- [AIM OF THE TASK] Please copy out the part of the text on USS YP-45 that opens with the words containing "- Draught: 3.75" and closes with "1934 until 1945.", swapping "wooden-hulled" for "steel-hulled".

- [TEXT]
.....
United States Coast Guard
- Name: CG-133
- Ordered: 1924
- Builder: Crowninshield Shipbuilding Company, Fall River, Massachusetts
- Commissioned: 1925
- Fate: Transferred to United States Navy, 15 November 1933

United States Navy
- Acquired: 1934
- Reclassified: YP-45
- Stricken: 11 October 1945
- Fate: sold to War Shipping Administration, 1946
- Notes: Call sign: NCEM; ;

General characteristics
- Tonnage: 37.5 GRT
- Length: 74.9 ft (22.8 m) o/a
- Beam: 13.6 ft (4.1 m)
- Draught: 3.75 ft (1.14 m)
- Installed power: 500 SHP
- Propulsion: two Sterling 6-cylinder gasoline engines, two propellers
- Complement: 8
- Armament: 1 x 1-pounder gun forward

= USS YP-45 =

USS YP-45 was a wooden-hulled patrol vessel in commission in the fleet of the United States Coast Guard as CG-133 from 1925 to 1934, and in the fleet of the United States Navy as YP-45 from 1934 until 1945.
.....
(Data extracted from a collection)
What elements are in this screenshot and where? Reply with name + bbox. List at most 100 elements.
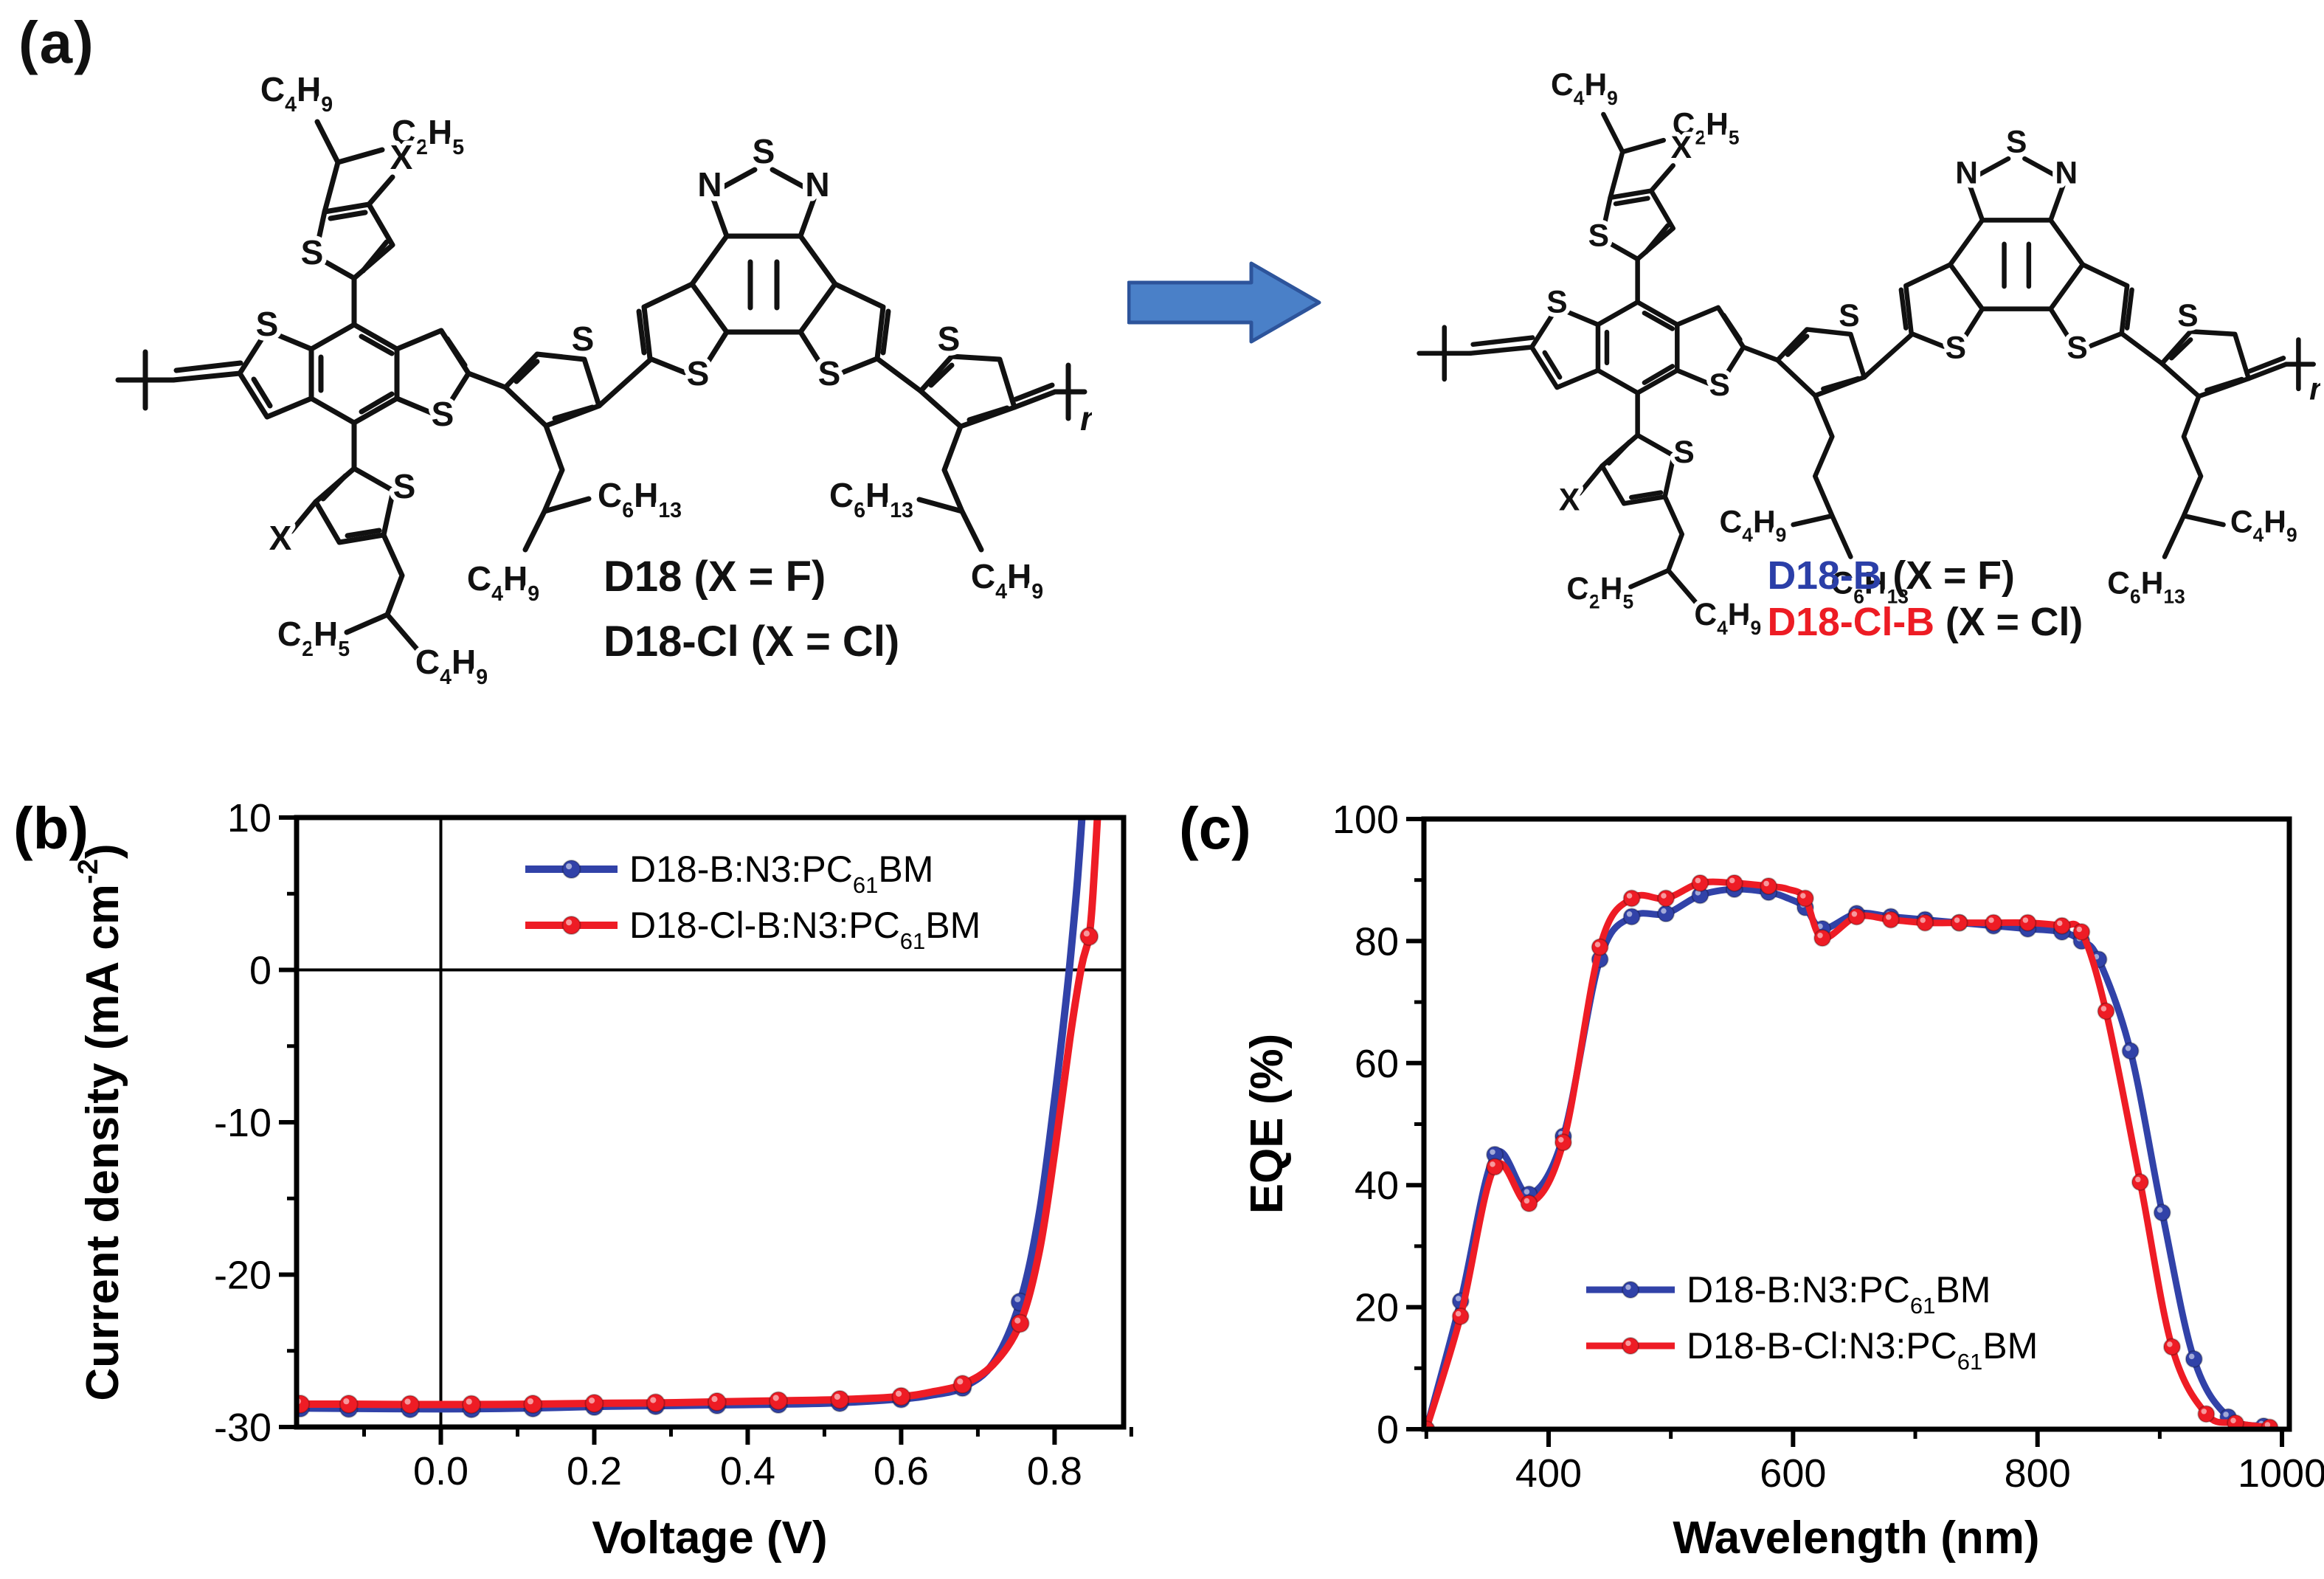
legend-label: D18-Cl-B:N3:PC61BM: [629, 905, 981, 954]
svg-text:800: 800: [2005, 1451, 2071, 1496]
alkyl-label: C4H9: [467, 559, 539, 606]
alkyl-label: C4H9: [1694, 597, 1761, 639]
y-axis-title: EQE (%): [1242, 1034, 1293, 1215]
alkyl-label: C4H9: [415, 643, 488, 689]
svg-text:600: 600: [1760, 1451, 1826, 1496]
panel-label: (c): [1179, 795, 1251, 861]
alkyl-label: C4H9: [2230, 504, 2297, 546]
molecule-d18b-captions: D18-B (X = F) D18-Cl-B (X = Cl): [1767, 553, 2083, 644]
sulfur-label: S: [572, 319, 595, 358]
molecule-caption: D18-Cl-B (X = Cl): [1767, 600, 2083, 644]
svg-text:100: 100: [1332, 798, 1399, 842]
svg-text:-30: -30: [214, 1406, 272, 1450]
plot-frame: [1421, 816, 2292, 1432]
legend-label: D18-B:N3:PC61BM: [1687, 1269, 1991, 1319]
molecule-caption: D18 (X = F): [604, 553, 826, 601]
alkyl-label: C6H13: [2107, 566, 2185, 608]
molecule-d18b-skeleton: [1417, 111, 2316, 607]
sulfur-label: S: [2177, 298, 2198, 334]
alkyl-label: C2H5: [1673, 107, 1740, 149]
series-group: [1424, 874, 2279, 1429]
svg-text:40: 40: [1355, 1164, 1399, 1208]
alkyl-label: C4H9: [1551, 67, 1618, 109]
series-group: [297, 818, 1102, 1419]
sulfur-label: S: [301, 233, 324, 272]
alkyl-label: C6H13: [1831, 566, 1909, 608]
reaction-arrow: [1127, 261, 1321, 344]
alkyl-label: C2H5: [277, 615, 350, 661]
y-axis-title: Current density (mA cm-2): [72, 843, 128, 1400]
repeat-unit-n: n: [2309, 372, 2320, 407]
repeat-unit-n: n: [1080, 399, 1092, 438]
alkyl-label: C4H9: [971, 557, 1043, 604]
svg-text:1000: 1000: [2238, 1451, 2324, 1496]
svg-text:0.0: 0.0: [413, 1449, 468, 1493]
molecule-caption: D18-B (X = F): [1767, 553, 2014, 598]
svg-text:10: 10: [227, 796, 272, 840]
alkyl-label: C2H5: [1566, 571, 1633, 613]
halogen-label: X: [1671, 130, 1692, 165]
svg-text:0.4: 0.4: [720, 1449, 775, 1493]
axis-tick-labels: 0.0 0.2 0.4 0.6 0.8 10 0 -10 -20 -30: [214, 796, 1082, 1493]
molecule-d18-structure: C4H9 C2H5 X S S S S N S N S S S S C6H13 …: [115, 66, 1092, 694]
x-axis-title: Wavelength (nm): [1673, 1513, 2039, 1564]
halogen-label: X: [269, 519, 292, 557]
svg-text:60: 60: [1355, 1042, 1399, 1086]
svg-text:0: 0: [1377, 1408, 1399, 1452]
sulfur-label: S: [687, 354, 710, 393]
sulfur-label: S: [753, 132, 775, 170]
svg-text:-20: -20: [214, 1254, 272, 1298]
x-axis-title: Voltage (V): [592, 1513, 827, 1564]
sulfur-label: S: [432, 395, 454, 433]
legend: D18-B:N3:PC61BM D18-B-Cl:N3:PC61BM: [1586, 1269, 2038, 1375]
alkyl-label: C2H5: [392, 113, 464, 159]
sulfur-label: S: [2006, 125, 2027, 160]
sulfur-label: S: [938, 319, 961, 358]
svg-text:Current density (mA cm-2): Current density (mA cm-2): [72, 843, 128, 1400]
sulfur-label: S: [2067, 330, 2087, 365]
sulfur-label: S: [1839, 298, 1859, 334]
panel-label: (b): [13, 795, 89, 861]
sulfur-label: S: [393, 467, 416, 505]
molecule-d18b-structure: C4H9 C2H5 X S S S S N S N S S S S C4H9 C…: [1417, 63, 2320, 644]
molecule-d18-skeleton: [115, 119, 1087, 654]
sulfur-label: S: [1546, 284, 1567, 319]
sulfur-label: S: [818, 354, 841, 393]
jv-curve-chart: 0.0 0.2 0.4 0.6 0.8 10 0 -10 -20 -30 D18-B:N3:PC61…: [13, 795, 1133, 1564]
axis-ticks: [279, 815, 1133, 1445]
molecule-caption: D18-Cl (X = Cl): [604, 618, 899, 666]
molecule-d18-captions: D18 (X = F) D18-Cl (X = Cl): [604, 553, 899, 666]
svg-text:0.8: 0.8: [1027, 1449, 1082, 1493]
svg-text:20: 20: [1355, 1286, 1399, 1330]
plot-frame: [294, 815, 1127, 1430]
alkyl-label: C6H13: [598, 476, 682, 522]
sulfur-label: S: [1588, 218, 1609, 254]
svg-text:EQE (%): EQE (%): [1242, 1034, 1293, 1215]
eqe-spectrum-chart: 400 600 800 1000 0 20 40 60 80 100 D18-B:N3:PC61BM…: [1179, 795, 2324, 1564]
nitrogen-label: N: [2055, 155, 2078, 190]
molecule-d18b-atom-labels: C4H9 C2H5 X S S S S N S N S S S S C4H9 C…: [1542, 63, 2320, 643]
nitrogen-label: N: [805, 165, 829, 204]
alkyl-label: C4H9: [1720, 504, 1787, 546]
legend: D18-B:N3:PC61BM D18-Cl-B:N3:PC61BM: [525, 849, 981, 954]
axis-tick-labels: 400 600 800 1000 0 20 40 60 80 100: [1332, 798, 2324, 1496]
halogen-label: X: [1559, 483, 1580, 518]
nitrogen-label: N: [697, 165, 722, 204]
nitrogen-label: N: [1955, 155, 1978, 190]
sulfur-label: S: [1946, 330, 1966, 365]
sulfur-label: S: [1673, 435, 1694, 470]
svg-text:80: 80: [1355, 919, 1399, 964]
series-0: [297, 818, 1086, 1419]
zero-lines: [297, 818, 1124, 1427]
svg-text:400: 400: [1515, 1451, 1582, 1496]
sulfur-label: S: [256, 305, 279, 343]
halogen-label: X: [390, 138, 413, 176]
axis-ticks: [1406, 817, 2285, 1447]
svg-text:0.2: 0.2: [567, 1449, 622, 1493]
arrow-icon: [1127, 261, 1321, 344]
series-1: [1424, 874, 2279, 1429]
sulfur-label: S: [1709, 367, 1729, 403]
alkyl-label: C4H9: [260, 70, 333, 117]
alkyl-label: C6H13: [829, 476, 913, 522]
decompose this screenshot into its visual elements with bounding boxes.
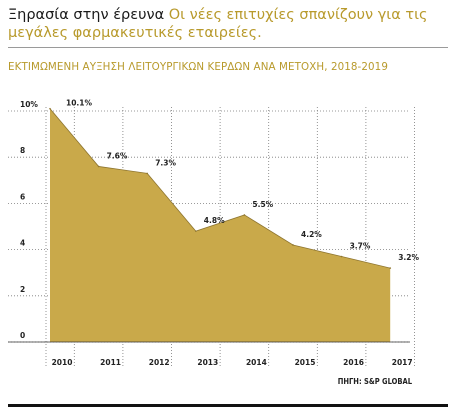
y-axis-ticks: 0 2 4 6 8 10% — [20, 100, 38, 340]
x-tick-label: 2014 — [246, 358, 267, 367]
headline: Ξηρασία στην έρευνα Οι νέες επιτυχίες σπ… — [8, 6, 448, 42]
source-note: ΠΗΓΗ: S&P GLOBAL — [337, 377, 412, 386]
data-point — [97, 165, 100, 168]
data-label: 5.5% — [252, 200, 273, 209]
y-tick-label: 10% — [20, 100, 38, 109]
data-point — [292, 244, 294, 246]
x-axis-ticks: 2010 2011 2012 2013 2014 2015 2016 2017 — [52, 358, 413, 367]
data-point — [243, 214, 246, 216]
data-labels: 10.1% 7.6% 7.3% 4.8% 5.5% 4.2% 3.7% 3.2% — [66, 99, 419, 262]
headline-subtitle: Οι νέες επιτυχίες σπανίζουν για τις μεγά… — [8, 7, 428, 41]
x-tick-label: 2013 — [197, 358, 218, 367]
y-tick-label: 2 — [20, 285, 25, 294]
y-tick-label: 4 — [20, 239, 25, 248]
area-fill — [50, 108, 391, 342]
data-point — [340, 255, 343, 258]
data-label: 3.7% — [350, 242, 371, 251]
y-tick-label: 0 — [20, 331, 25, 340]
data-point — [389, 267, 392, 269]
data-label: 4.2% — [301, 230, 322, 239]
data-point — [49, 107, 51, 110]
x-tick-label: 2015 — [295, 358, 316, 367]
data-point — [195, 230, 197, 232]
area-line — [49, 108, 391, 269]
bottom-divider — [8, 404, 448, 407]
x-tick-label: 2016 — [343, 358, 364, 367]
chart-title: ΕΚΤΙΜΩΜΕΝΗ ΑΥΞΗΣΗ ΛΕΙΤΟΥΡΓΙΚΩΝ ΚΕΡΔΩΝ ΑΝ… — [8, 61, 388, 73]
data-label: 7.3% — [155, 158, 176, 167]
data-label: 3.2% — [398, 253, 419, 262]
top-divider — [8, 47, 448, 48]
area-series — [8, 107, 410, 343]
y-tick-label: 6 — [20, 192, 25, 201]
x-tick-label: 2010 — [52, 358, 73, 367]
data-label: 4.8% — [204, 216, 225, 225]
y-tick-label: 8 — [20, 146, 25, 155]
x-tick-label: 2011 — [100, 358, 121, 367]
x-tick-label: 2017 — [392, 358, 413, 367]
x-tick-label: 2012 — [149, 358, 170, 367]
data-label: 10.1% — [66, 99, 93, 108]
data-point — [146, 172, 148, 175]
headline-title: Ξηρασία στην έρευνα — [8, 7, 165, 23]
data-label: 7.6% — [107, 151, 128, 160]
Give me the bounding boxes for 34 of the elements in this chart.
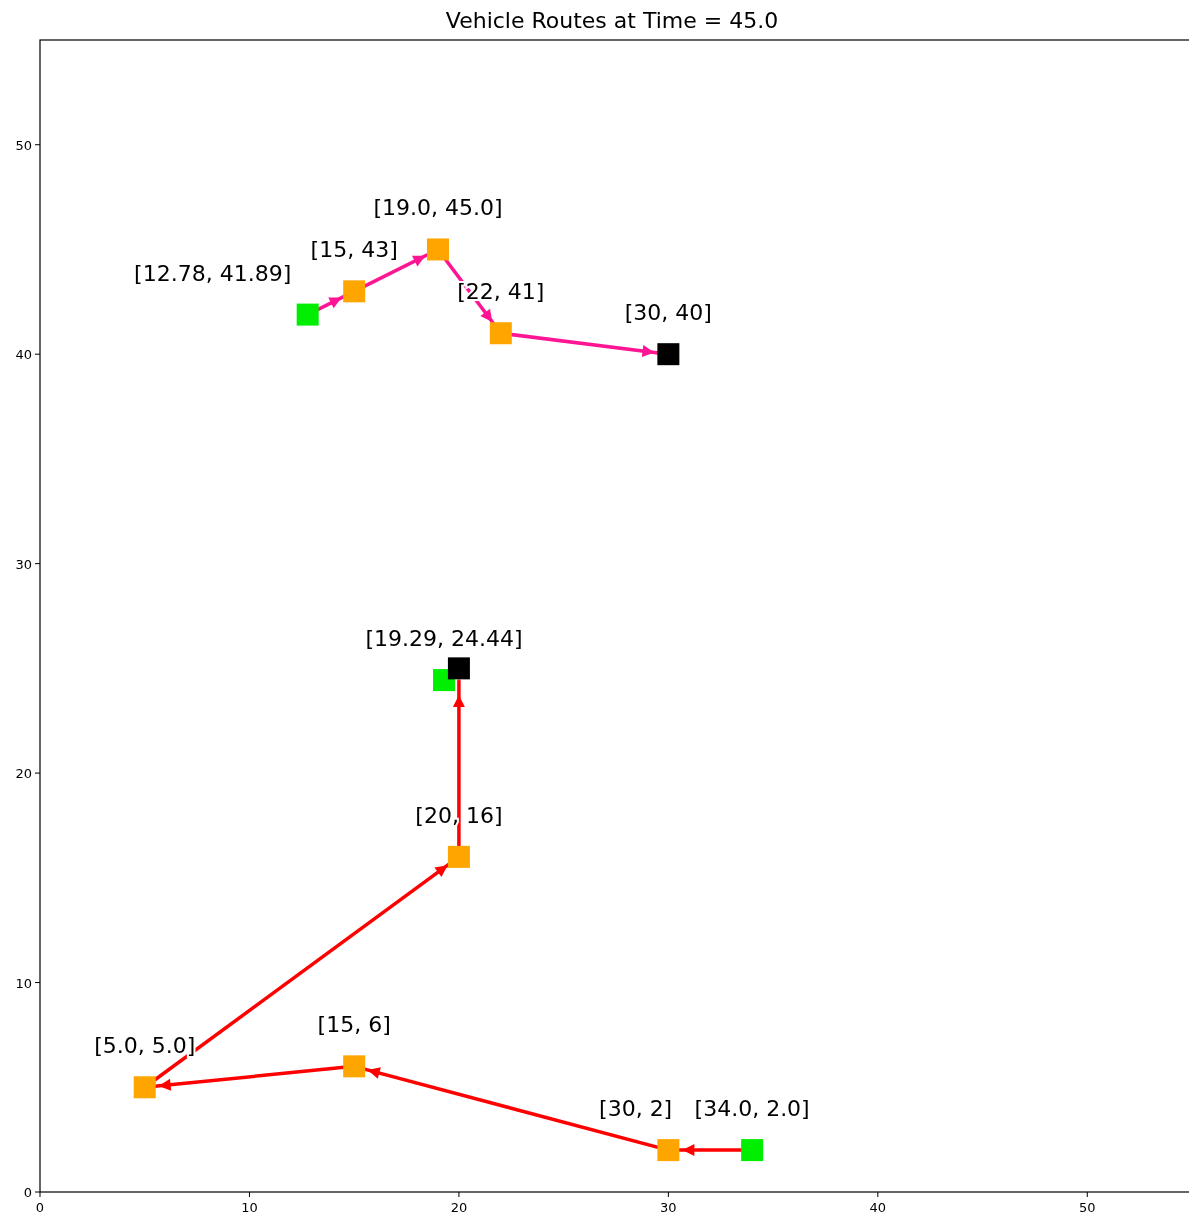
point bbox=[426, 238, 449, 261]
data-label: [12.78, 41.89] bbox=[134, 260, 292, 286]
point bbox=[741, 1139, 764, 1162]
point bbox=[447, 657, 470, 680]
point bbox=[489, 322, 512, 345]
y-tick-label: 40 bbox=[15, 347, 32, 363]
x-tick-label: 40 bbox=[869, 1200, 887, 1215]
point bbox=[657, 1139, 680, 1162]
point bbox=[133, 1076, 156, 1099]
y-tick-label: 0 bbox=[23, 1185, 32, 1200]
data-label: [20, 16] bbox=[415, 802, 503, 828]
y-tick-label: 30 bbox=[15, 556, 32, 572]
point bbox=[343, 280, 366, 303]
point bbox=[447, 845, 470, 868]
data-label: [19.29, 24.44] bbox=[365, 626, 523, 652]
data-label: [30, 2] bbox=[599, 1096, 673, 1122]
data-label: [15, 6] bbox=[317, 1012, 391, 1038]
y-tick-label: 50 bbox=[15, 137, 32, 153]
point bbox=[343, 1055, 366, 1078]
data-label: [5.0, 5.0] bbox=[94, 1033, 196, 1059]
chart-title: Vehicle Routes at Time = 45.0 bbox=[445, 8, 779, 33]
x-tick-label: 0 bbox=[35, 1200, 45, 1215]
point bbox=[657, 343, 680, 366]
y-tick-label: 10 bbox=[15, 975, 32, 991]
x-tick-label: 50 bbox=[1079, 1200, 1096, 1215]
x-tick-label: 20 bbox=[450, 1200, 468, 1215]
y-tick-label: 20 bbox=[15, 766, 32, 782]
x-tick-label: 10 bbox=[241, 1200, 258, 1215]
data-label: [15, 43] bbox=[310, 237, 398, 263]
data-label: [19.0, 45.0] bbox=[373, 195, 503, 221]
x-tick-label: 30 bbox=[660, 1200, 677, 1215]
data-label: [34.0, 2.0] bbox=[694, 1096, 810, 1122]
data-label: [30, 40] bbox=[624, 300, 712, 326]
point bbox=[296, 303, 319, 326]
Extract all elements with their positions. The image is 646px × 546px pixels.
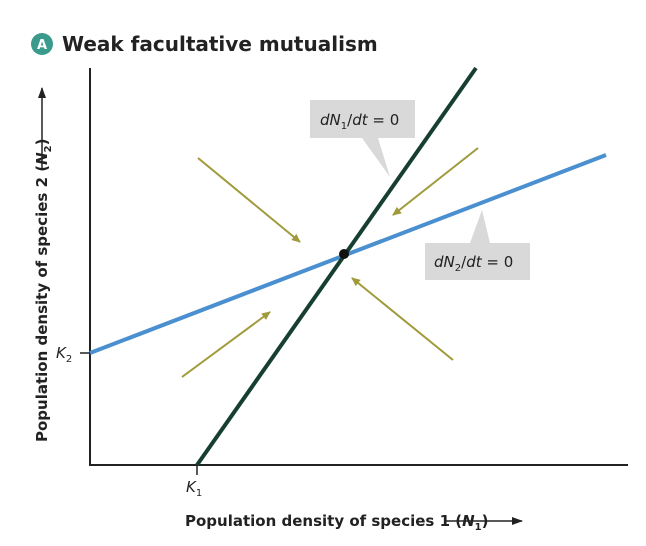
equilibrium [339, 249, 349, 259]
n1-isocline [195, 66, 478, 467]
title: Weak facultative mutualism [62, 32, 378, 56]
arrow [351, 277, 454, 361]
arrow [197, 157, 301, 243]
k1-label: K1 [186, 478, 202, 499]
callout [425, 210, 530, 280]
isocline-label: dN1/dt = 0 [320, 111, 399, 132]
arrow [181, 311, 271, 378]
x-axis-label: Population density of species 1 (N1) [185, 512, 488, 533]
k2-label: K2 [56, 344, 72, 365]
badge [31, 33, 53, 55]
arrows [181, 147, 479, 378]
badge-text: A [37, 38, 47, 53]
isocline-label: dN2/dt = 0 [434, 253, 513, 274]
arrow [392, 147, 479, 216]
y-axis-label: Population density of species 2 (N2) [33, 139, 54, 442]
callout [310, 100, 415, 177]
.....
- [ANSWER TO THE TASK]
- Draught: 3.75 ft (1.14 m)
- Installed power: 500 SHP
- Propulsion: two Sterling 6-cylinder gasoline engines, two propellers
- Complement: 8
- Armament: 1 x 1-pounder gun forward

= USS YP-45 =

USS YP-45 was a steel-hulled patrol vessel in commission in the fleet of the United States Coast Guard as CG-133 from 1925 to 1934, and in the fleet of the United States Navy as YP-45 from 1934 until 1945.